== Supplied entries ==
** START **
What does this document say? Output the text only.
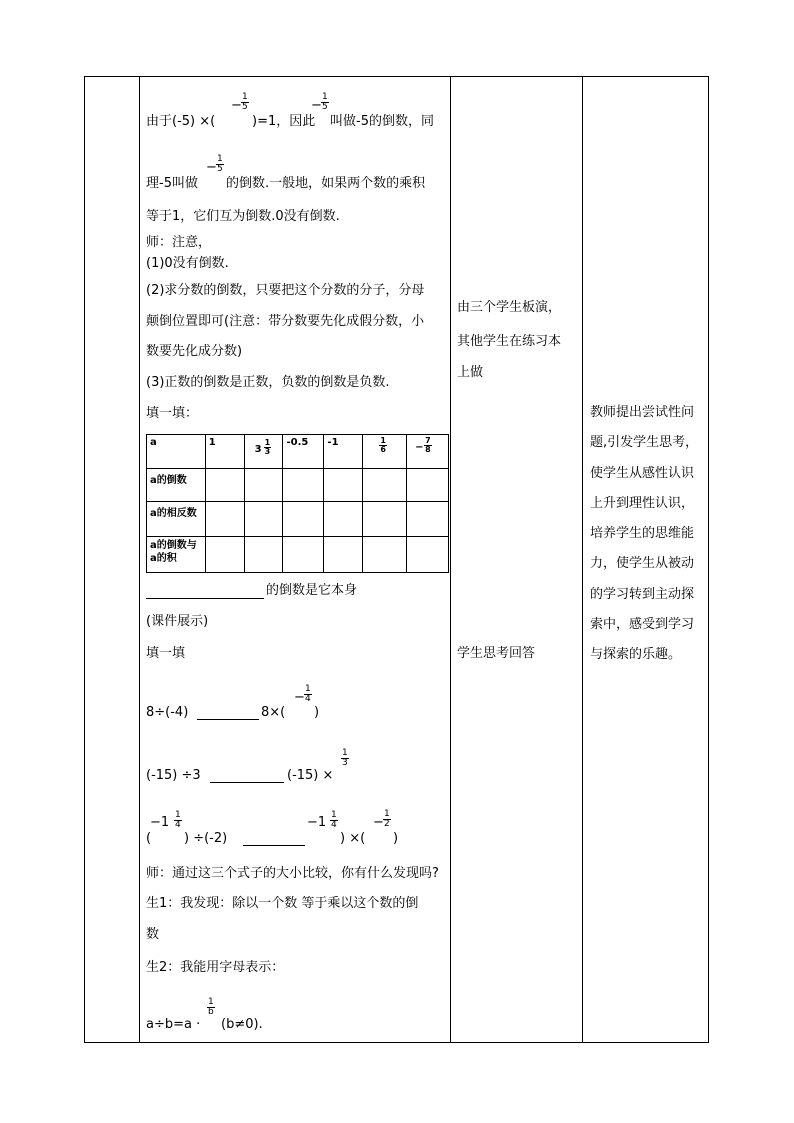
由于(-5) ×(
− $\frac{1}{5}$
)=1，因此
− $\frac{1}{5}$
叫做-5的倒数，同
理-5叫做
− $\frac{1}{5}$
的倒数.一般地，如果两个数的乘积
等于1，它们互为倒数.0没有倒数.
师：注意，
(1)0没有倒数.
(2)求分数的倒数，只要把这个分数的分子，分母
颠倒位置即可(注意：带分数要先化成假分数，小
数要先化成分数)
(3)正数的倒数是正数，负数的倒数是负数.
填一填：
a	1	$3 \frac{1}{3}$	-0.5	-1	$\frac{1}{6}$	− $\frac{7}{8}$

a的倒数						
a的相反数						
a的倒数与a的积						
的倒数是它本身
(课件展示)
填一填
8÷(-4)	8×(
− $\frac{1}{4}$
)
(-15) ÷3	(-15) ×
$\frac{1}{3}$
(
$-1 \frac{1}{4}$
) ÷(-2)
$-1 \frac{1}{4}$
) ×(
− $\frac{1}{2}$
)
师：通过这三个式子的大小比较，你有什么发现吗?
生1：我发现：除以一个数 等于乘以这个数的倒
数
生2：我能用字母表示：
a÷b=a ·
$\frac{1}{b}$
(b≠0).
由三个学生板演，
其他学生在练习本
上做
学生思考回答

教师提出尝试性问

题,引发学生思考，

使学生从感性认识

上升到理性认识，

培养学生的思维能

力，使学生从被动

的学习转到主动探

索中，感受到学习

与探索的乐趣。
** END **
** START **
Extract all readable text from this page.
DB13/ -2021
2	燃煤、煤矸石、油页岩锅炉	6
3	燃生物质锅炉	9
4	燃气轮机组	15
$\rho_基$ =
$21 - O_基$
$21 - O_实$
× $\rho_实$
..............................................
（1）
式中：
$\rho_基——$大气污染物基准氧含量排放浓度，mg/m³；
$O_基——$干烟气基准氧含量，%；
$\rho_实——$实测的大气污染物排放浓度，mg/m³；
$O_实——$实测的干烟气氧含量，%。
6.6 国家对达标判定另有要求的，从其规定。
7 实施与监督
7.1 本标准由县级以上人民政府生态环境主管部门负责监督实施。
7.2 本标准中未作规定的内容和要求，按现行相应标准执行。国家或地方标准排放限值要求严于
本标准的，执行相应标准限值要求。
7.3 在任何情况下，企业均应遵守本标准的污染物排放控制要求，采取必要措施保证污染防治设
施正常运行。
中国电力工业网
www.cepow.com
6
** END **
** START **
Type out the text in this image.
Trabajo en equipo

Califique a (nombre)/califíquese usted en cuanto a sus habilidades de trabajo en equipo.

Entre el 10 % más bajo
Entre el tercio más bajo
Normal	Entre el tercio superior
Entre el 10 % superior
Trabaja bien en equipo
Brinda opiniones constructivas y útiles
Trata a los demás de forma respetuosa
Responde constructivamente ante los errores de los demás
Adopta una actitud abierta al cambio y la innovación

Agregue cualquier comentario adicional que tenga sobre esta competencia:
** END **
Every line in the data that holds "text" should be copied out.

What does this document say? Output the text only.
Extract all readable text from this page.
Type out the text in this image.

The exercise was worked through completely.